# Start of DATA PROVIDED

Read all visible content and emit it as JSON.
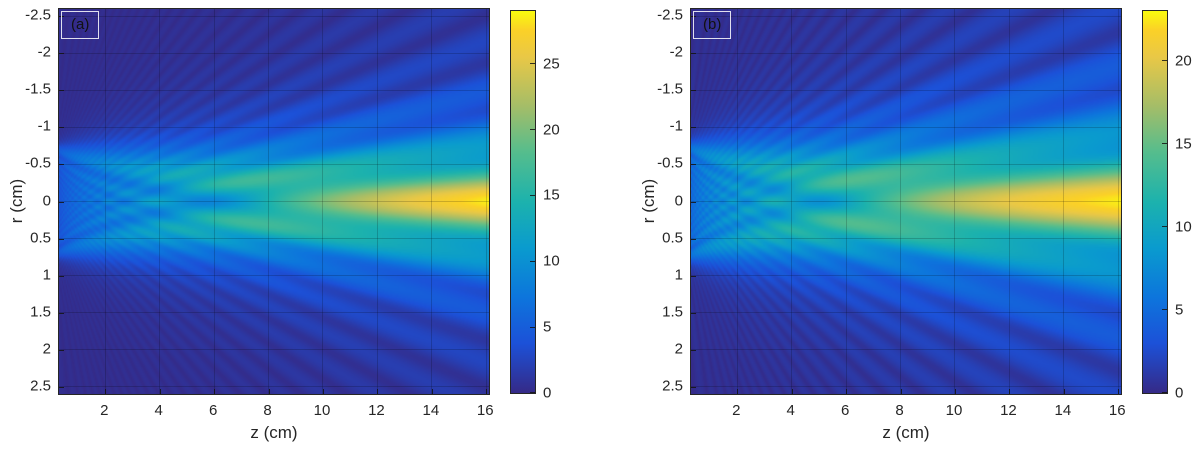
{
  "figure": {
    "background": "#ffffff"
  },
  "style": {
    "axis_color": "#262626",
    "grid_color": "rgba(0,0,0,0.18)",
    "panel_box_border": "rgba(255,255,255,0.85)"
  },
  "colormap": {
    "name": "parula",
    "stops": [
      [
        0.0,
        "#352a87"
      ],
      [
        0.13,
        "#1c51d8"
      ],
      [
        0.25,
        "#0d75dc"
      ],
      [
        0.38,
        "#0a9bce"
      ],
      [
        0.5,
        "#1cb2ad"
      ],
      [
        0.63,
        "#55bd8d"
      ],
      [
        0.75,
        "#a4bd68"
      ],
      [
        0.88,
        "#e9c846"
      ],
      [
        0.95,
        "#fbd127"
      ],
      [
        1.0,
        "#f9fb0e"
      ]
    ]
  },
  "chart_data": [
    {
      "id": "a",
      "type": "heatmap",
      "panel_label": "(a)",
      "xlabel": "z (cm)",
      "ylabel": "r (cm)",
      "x_range": [
        0.3,
        16.1
      ],
      "y_range": [
        -2.6,
        2.6
      ],
      "x_ticks": [
        2,
        4,
        6,
        8,
        10,
        12,
        14,
        16
      ],
      "y_ticks": [
        -2.5,
        -2,
        -1.5,
        -1,
        -0.5,
        0,
        0.5,
        1,
        1.5,
        2,
        2.5
      ],
      "grid": true,
      "colorbar": {
        "min": 0,
        "max": 29,
        "ticks": [
          0,
          5,
          10,
          15,
          20,
          25
        ]
      },
      "field_model": {
        "kind": "circular-piston-beam",
        "aperture_half_width_cm": 0.8,
        "wavelength_cm": 0.062,
        "last_axial_max_cm": 10.3,
        "peak_value": 28.5,
        "near_gain": 0.35,
        "far_gain": 0.65,
        "z_power": 0.8,
        "gamma": 1.15
      }
    },
    {
      "id": "b",
      "type": "heatmap",
      "panel_label": "(b)",
      "xlabel": "z (cm)",
      "ylabel": "r (cm)",
      "x_range": [
        0.3,
        16.1
      ],
      "y_range": [
        -2.6,
        2.6
      ],
      "x_ticks": [
        2,
        4,
        6,
        8,
        10,
        12,
        14,
        16
      ],
      "y_ticks": [
        -2.5,
        -2,
        -1.5,
        -1,
        -0.5,
        0,
        0.5,
        1,
        1.5,
        2,
        2.5
      ],
      "grid": true,
      "colorbar": {
        "min": 0,
        "max": 23,
        "ticks": [
          0,
          5,
          10,
          15,
          20
        ]
      },
      "field_model": {
        "kind": "circular-piston-beam",
        "aperture_half_width_cm": 0.85,
        "wavelength_cm": 0.08,
        "last_axial_max_cm": 9.0,
        "peak_value": 22.6,
        "near_gain": 0.42,
        "far_gain": 0.58,
        "z_power": 0.8,
        "gamma": 1.05
      }
    }
  ]
}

# End of DATA PROVIDED

Without the pictures, extract every entry verbatim.

Read all visible content and emit it as JSON.
{
  "figure": {
    "background": "#ffffff"
  },
  "style": {
    "axis_color": "#262626",
    "grid_color": "rgba(0,0,0,0.18)",
    "panel_box_border": "rgba(255,255,255,0.85)"
  },
  "colormap": {
    "name": "parula",
    "stops": [
      [
        0.0,
        "#352a87"
      ],
      [
        0.13,
        "#1c51d8"
      ],
      [
        0.25,
        "#0d75dc"
      ],
      [
        0.38,
        "#0a9bce"
      ],
      [
        0.5,
        "#1cb2ad"
      ],
      [
        0.63,
        "#55bd8d"
      ],
      [
        0.75,
        "#a4bd68"
      ],
      [
        0.88,
        "#e9c846"
      ],
      [
        0.95,
        "#fbd127"
      ],
      [
        1.0,
        "#f9fb0e"
      ]
    ]
  },
  "chart_data": [
    {
      "id": "a",
      "type": "heatmap",
      "panel_label": "(a)",
      "xlabel": "z (cm)",
      "ylabel": "r (cm)",
      "x_range": [
        0.3,
        16.1
      ],
      "y_range": [
        -2.6,
        2.6
      ],
      "x_ticks": [
        2,
        4,
        6,
        8,
        10,
        12,
        14,
        16
      ],
      "y_ticks": [
        -2.5,
        -2,
        -1.5,
        -1,
        -0.5,
        0,
        0.5,
        1,
        1.5,
        2,
        2.5
      ],
      "grid": true,
      "colorbar": {
        "min": 0,
        "max": 29,
        "ticks": [
          0,
          5,
          10,
          15,
          20,
          25
        ]
      },
      "field_model": {
        "kind": "circular-piston-beam",
        "aperture_half_width_cm": 0.8,
        "wavelength_cm": 0.062,
        "last_axial_max_cm": 10.3,
        "peak_value": 28.5,
        "near_gain": 0.35,
        "far_gain": 0.65,
        "z_power": 0.8,
        "gamma": 1.15
      }
    },
    {
      "id": "b",
      "type": "heatmap",
      "panel_label": "(b)",
      "xlabel": "z (cm)",
      "ylabel": "r (cm)",
      "x_range": [
        0.3,
        16.1
      ],
      "y_range": [
        -2.6,
        2.6
      ],
      "x_ticks": [
        2,
        4,
        6,
        8,
        10,
        12,
        14,
        16
      ],
      "y_ticks": [
        -2.5,
        -2,
        -1.5,
        -1,
        -0.5,
        0,
        0.5,
        1,
        1.5,
        2,
        2.5
      ],
      "grid": true,
      "colorbar": {
        "min": 0,
        "max": 23,
        "ticks": [
          0,
          5,
          10,
          15,
          20
        ]
      },
      "field_model": {
        "kind": "circular-piston-beam",
        "aperture_half_width_cm": 0.85,
        "wavelength_cm": 0.08,
        "last_axial_max_cm": 9.0,
        "peak_value": 22.6,
        "near_gain": 0.42,
        "far_gain": 0.58,
        "z_power": 0.8,
        "gamma": 1.05
      }
    }
  ]
}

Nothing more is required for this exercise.